[Dataset rows]
--- --- ---

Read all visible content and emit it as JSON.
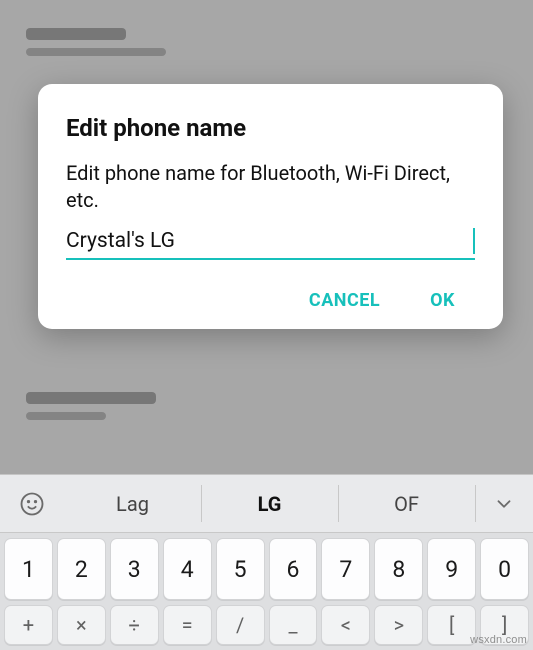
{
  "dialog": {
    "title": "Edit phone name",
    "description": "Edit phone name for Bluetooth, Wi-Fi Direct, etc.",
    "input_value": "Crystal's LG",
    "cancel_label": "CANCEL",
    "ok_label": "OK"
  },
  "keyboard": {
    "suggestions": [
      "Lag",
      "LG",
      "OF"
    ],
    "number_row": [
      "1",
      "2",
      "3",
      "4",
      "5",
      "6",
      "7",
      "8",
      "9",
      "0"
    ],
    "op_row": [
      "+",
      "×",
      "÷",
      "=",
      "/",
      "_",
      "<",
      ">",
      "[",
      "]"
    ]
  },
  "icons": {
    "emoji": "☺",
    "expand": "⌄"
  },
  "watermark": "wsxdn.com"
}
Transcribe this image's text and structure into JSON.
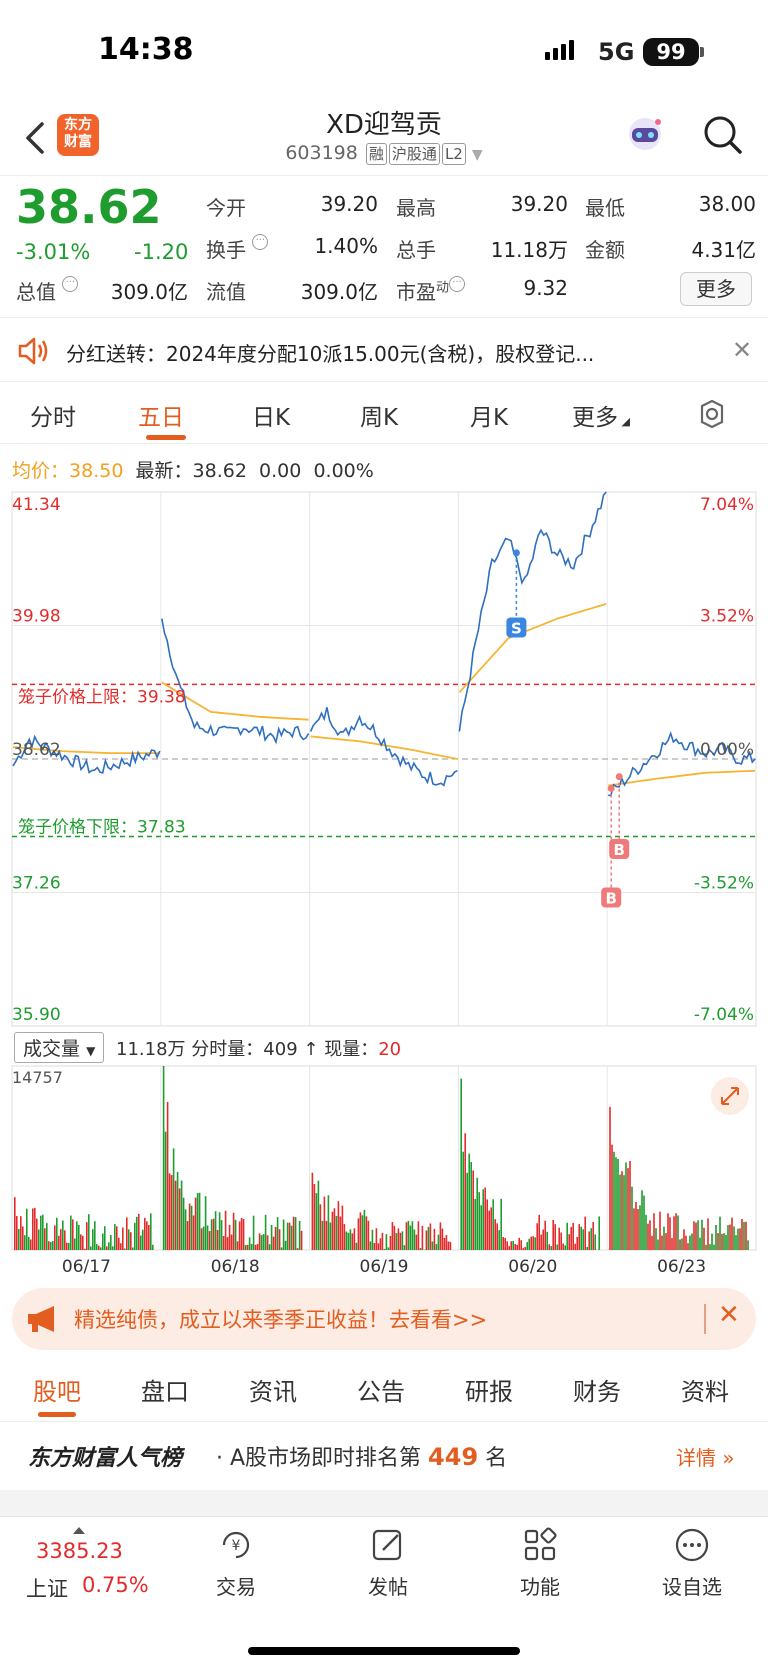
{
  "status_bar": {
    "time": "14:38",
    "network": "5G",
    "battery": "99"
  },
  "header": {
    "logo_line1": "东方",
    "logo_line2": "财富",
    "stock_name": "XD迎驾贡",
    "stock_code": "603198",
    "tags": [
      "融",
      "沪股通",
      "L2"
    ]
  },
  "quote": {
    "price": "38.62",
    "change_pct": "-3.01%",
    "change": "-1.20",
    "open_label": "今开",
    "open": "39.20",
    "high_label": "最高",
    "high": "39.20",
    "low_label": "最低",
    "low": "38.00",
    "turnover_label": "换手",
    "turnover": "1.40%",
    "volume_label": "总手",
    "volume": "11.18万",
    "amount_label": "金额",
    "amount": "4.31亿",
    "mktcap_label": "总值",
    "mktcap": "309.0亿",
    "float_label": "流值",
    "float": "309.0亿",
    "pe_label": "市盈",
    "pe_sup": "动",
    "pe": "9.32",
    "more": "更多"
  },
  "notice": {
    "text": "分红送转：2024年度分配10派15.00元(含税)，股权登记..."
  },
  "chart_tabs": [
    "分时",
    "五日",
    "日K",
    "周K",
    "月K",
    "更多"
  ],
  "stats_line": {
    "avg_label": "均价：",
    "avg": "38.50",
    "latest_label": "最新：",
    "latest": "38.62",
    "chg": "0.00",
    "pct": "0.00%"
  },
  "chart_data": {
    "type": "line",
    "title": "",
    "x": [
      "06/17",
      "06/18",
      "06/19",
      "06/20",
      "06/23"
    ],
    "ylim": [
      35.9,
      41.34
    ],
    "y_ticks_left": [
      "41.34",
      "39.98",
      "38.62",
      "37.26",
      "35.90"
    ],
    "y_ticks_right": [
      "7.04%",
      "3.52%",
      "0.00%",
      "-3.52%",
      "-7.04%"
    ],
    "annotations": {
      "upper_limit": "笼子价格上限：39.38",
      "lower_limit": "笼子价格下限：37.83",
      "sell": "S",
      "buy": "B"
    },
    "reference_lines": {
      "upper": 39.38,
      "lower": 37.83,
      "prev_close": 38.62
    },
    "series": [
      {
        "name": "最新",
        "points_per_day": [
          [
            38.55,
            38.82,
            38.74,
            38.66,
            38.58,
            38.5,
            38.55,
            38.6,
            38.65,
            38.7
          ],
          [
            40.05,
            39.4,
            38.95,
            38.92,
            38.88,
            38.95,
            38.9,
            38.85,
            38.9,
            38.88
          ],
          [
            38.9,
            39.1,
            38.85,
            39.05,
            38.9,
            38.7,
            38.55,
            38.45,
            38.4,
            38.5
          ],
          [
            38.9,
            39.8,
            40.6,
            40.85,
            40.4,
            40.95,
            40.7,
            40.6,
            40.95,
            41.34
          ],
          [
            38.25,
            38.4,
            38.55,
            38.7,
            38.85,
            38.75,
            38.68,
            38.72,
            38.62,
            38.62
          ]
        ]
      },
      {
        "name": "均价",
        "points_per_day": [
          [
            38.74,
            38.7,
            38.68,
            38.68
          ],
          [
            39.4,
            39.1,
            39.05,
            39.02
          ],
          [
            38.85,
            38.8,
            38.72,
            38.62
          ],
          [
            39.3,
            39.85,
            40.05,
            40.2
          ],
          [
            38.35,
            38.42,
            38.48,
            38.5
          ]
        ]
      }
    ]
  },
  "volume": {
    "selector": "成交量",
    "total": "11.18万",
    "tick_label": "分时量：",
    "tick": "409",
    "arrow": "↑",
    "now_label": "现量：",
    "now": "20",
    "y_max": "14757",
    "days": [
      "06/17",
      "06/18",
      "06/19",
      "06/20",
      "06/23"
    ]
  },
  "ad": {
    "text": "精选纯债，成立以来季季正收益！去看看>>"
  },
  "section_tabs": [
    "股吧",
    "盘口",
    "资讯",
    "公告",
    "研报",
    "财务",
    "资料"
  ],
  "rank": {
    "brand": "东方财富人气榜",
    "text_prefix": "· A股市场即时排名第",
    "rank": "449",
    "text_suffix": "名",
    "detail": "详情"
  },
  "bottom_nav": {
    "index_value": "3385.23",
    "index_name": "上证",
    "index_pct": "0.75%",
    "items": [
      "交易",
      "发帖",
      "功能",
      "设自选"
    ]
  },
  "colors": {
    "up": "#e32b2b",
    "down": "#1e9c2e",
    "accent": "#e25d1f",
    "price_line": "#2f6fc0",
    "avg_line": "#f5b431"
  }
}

--- --- ---

* **Your task**
Reproduce every line from the entries that holds the word "Edit".

* **Answer to this task**
    "title": "Edit phone name",
    "description": "Edit phone name for Bluetooth, Wi-Fi Direct, etc.",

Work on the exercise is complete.